▶ **Task brief**
Search the data below for the word "Introduction" and copy each line that holds it.
• • • •
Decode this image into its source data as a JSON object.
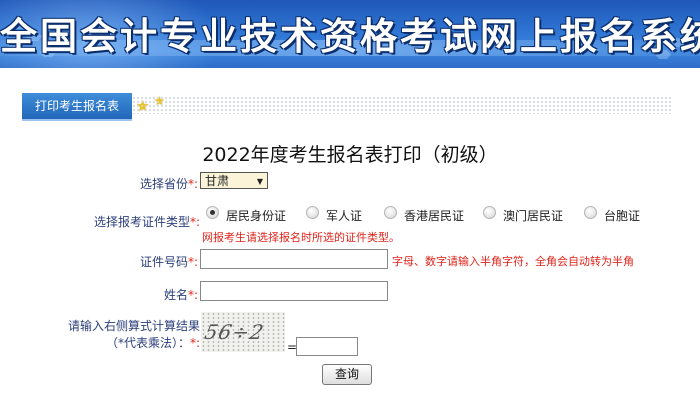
{
  "header": {
    "title": "全国会计专业技术资格考试网上报名系统"
  },
  "tab": {
    "label": "打印考生报名表"
  },
  "page": {
    "title": "2022年度考生报名表打印（初级）"
  },
  "form": {
    "province": {
      "label": "选择省份",
      "required_mark": "*:",
      "selected": "甘肃"
    },
    "id_type": {
      "label": "选择报考证件类型",
      "required_mark": "*:",
      "options": [
        "居民身份证",
        "军人证",
        "香港居民证",
        "澳门居民证",
        "台胞证"
      ],
      "selected_index": 0,
      "note": "网报考生请选择报名时所选的证件类型。"
    },
    "id_number": {
      "label": "证件号码",
      "required_mark": "*:",
      "value": "",
      "hint": "字母、数字请输入半角字符，全角会自动转为半角"
    },
    "name": {
      "label": "姓名",
      "required_mark": "*:",
      "value": ""
    },
    "captcha": {
      "label_line1": "请输入右侧算式计算结果",
      "label_line2": "（*代表乘法）：",
      "required_mark": "*:",
      "image_text": "56÷2",
      "equals": "=",
      "value": ""
    },
    "submit_label": "查询"
  },
  "colors": {
    "banner": "#2f74d2",
    "tab": "#2a73c4",
    "required": "#e0241b",
    "label": "#2b3f7a",
    "select_bg": "#fbf4d8"
  }
}
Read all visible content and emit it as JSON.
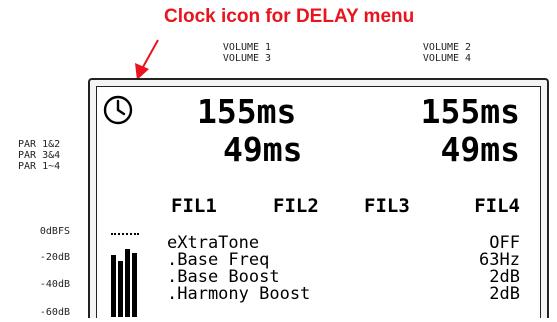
{
  "annotation": {
    "text": "Clock icon for DELAY menu",
    "color": "#e8141e"
  },
  "volume_labels": {
    "left_line1": "VOLUME 1",
    "left_line2": "VOLUME 3",
    "right_line1": "VOLUME 2",
    "right_line2": "VOLUME 4"
  },
  "side_labels": [
    "PAR 1&2",
    "PAR 3&4",
    "PAR 1~4"
  ],
  "db_scale": [
    "0dBFS",
    "-20dB",
    "-40dB",
    "-60dB"
  ],
  "display": {
    "menu_icon": "clock-icon",
    "delays": {
      "top_left": "155ms",
      "top_right": "155ms",
      "bottom_left": "49ms",
      "bottom_right": "49ms"
    },
    "filters": [
      "FIL1",
      "FIL2",
      "FIL3",
      "FIL4"
    ],
    "menu_items": [
      {
        "label": "eXtraTone",
        "value": "OFF"
      },
      {
        "label": ".Base Freq",
        "value": "63Hz"
      },
      {
        "label": ".Base Boost",
        "value": "2dB"
      },
      {
        "label": ".Harmony Boost",
        "value": "2dB"
      }
    ]
  }
}
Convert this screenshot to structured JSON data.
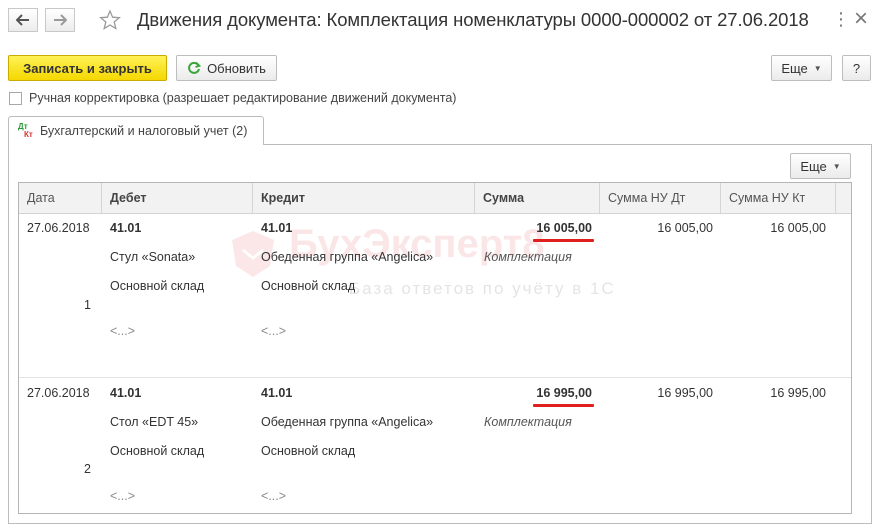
{
  "window": {
    "title": "Движения документа: Комплектация номенклатуры 0000-000002 от 27.06.2018",
    "back_icon": "arrow-left-icon",
    "forward_icon": "arrow-right-icon",
    "favorite_icon": "star-icon",
    "menu_glyph": "⋮",
    "close_glyph": "×"
  },
  "toolbar": {
    "save_close_label": "Записать и закрыть",
    "refresh_label": "Обновить",
    "more_label": "Еще",
    "help_label": "?"
  },
  "manual_edit": {
    "label": "Ручная корректировка (разрешает редактирование движений документа)",
    "checked": false
  },
  "tabs": [
    {
      "label": "Бухгалтерский и налоговый учет (2)",
      "icon_text_top": "Дт",
      "icon_text_bottom": "Кт"
    }
  ],
  "panel": {
    "more_label": "Еще"
  },
  "watermark": {
    "title": "БухЭксперт8",
    "subtitle": "База ответов по учёту в 1С"
  },
  "table": {
    "columns": [
      "Дата",
      "Дебет",
      "Кредит",
      "Сумма",
      "Сумма НУ Дт",
      "Сумма НУ Кт"
    ],
    "rows": [
      {
        "date": "27.06.2018",
        "line_no": "1",
        "debit_account": "41.01",
        "debit_sub1": "Стул «Sonata»",
        "debit_sub2": "Основной склад",
        "debit_sub3": "<...>",
        "credit_account": "41.01",
        "credit_sub1": "Обеденная группа «Angelica»",
        "credit_sub2": "Основной склад",
        "credit_sub3": "<...>",
        "amount": "16 005,00",
        "content": "Комплектация",
        "nu_dt": "16 005,00",
        "nu_kt": "16 005,00"
      },
      {
        "date": "27.06.2018",
        "line_no": "2",
        "debit_account": "41.01",
        "debit_sub1": "Стол «EDT 45»",
        "debit_sub2": "Основной склад",
        "debit_sub3": "<...>",
        "credit_account": "41.01",
        "credit_sub1": "Обеденная группа «Angelica»",
        "credit_sub2": "Основной склад",
        "credit_sub3": "<...>",
        "amount": "16 995,00",
        "content": "Комплектация",
        "nu_dt": "16 995,00",
        "nu_kt": "16 995,00"
      }
    ]
  },
  "colors": {
    "primary_button": "#f5d700",
    "highlight_underline": "#e01f1f",
    "refresh_icon": "#3aa53a"
  }
}
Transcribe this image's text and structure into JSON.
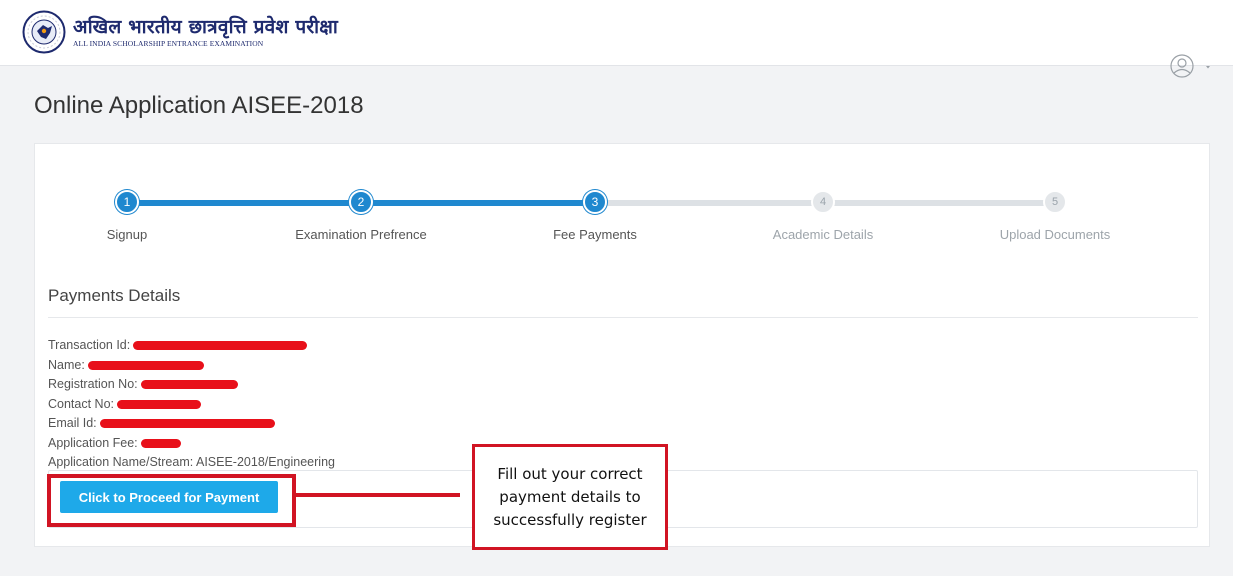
{
  "header": {
    "brand_hindi": "अखिल भारतीय छात्रवृत्ति प्रवेश परीक्षा",
    "brand_english": "ALL INDIA SCHOLARSHIP ENTRANCE EXAMINATION",
    "logo_icon": "emblem-logo-icon",
    "user_icon": "user-circle-icon",
    "user_menu_icon": "caret-down-icon"
  },
  "page": {
    "title": "Online Application AISEE-2018"
  },
  "stepper": {
    "steps": [
      {
        "number": "1",
        "label": "Signup",
        "status": "done"
      },
      {
        "number": "2",
        "label": "Examination Prefrence",
        "status": "done"
      },
      {
        "number": "3",
        "label": "Fee Payments",
        "status": "current"
      },
      {
        "number": "4",
        "label": "Academic Details",
        "status": "todo"
      },
      {
        "number": "5",
        "label": "Upload Documents",
        "status": "todo"
      }
    ],
    "accent_color": "#1f88cf"
  },
  "payment": {
    "section_title": "Payments Details",
    "fields": {
      "transaction_id": "Transaction Id:",
      "name": "Name:",
      "registration_no": "Registration No:",
      "contact_no": "Contact No:",
      "email_id": "Email Id:",
      "application_fee": "Application Fee:",
      "application_name": "Application Name/Stream: AISEE-2018/Engineering"
    },
    "redaction_color": "#e8101a",
    "proceed_button": "Click to Proceed for Payment"
  },
  "annotation": {
    "callout_line1": "Fill out your correct",
    "callout_line2": "payment details to",
    "callout_line3": "successfully register",
    "highlight_color": "#d11423"
  }
}
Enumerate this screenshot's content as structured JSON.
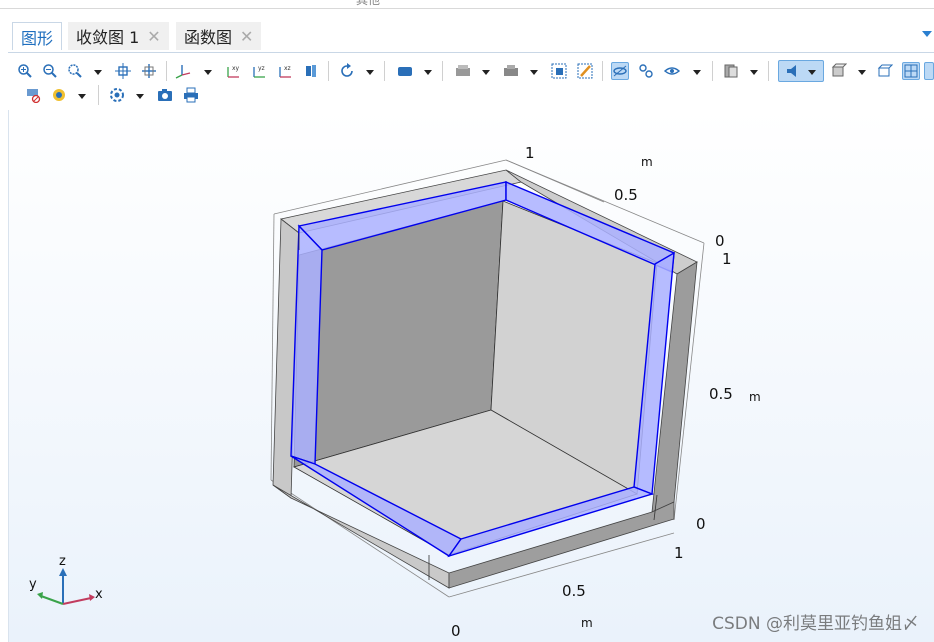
{
  "window_top_label": "其他",
  "tabs": [
    {
      "label": "图形",
      "active": true,
      "closable": false
    },
    {
      "label": "收敛图 1",
      "active": false,
      "closable": true
    },
    {
      "label": "函数图",
      "active": false,
      "closable": true
    }
  ],
  "toolbar": {
    "row1": [
      "zoom-in-icon",
      "zoom-out-icon",
      "zoom-box-icon",
      "zoom-extents-icon",
      "translate-icon",
      "axis-icon",
      "xy-view-icon",
      "yz-view-icon",
      "xz-view-icon",
      "depth-icon",
      "rotate-icon",
      "render-mode-icon",
      "lighting-icon",
      "clip-icon",
      "select-box-icon",
      "clear-select-icon",
      "wireframe-toggle-icon",
      "link-icon",
      "eye-icon",
      "transparency-icon",
      "speaker-icon",
      "cube-view-icon",
      "wire-box-icon",
      "grid-icon"
    ],
    "row2": [
      "hide-icon",
      "scene-icon",
      "light-icon",
      "camera-icon",
      "print-icon"
    ]
  },
  "plot": {
    "x_ticks": [
      "0",
      "0.5",
      "1"
    ],
    "x_unit": "m",
    "y_ticks": [
      "0",
      "0.5",
      "1"
    ],
    "y_unit": "m",
    "z_ticks": [
      "0",
      "0.5",
      "1"
    ],
    "z_unit": "m",
    "triad": {
      "x": "x",
      "y": "y",
      "z": "z"
    },
    "colors": {
      "selection": "#0000ff",
      "highlight_fill": "#aab0ff",
      "geometry": "#c8c8c8"
    }
  },
  "watermark": "CSDN @利莫里亚钓鱼姐〆"
}
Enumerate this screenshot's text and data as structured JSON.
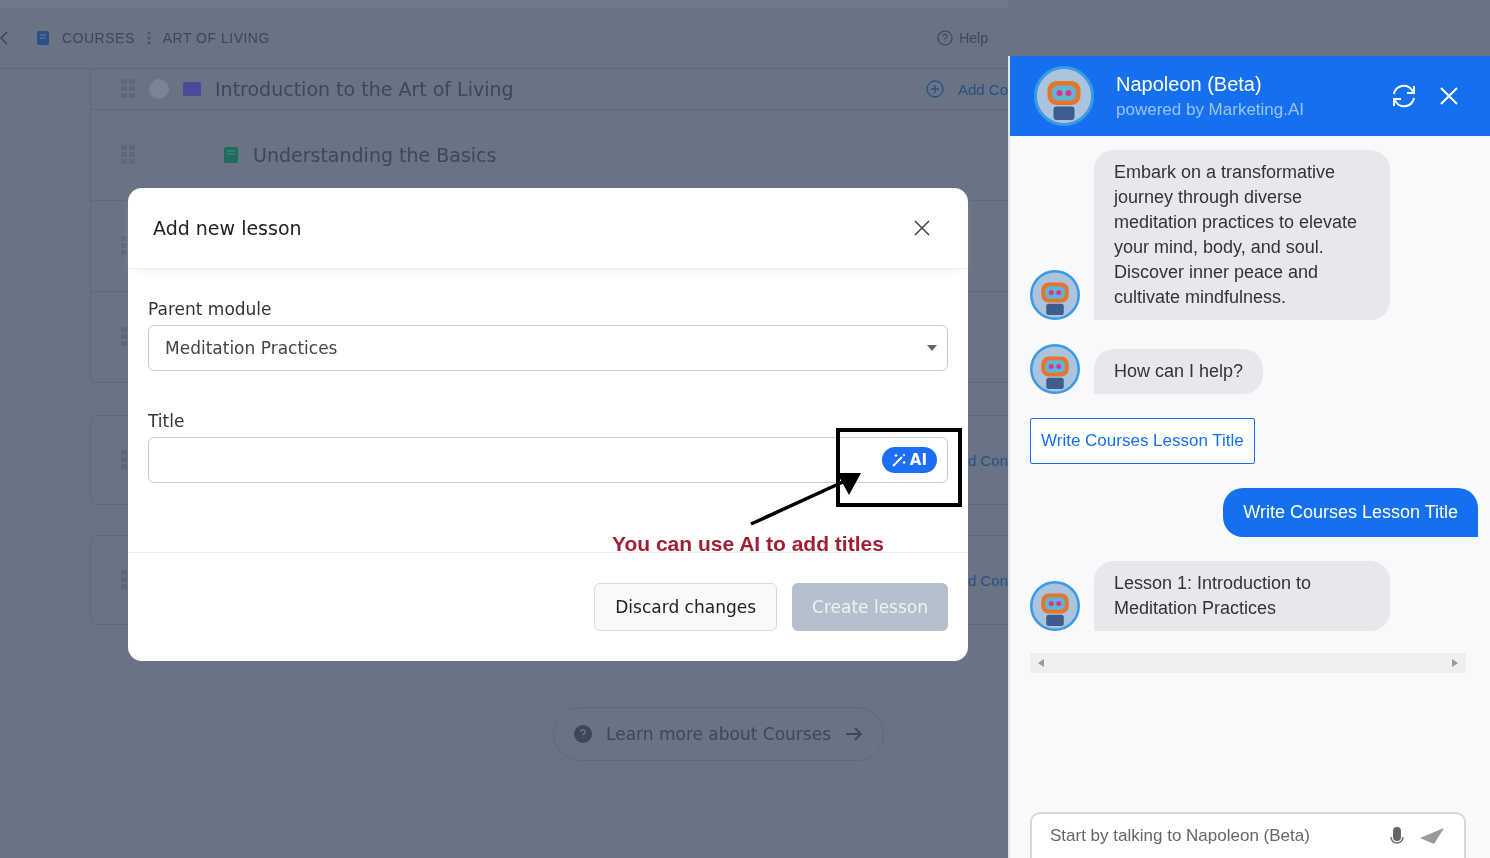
{
  "breadcrumb": [
    "COURSES",
    "ART OF LIVING"
  ],
  "help": "Help",
  "outline": [
    {
      "kind": "module",
      "title": "Introduction to the Art of Living",
      "action": "Add Co"
    },
    {
      "kind": "lesson",
      "title": "Understanding the Basics"
    },
    {
      "kind": "empty"
    },
    {
      "kind": "empty"
    }
  ],
  "cards": [
    {
      "action": "d Con"
    },
    {
      "action": "d Con"
    }
  ],
  "learn_more": "Learn more about Courses",
  "modal": {
    "title": "Add new lesson",
    "parent_label": "Parent module",
    "parent_value": "Meditation Practices",
    "title_label": "Title",
    "ai_button": "AI",
    "discard": "Discard changes",
    "create": "Create lesson",
    "create_disabled": true
  },
  "annotation": "You can use AI to add titles",
  "chat": {
    "name": "Napoleon (Beta)",
    "subtitle": "powered by Marketing.AI",
    "messages": [
      {
        "kind": "bot",
        "text": "Embark on a transformative journey through diverse meditation practices to elevate your mind, body, and soul. Discover inner peace and cultivate mindfulness."
      },
      {
        "kind": "bot",
        "text": "How can I help?"
      },
      {
        "kind": "suggestion",
        "text": "Write Courses Lesson Title"
      },
      {
        "kind": "user",
        "text": "Write Courses Lesson Title"
      },
      {
        "kind": "bot",
        "text": "Lesson 1: Introduction to Meditation Practices"
      }
    ],
    "placeholder": "Start by talking to Napoleon (Beta)"
  }
}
• • • •
▶ **Answer to this exercise**
      "title": "Introduction to the Art of Living",
        "text": "Lesson 1: Introduction to Meditation Practices"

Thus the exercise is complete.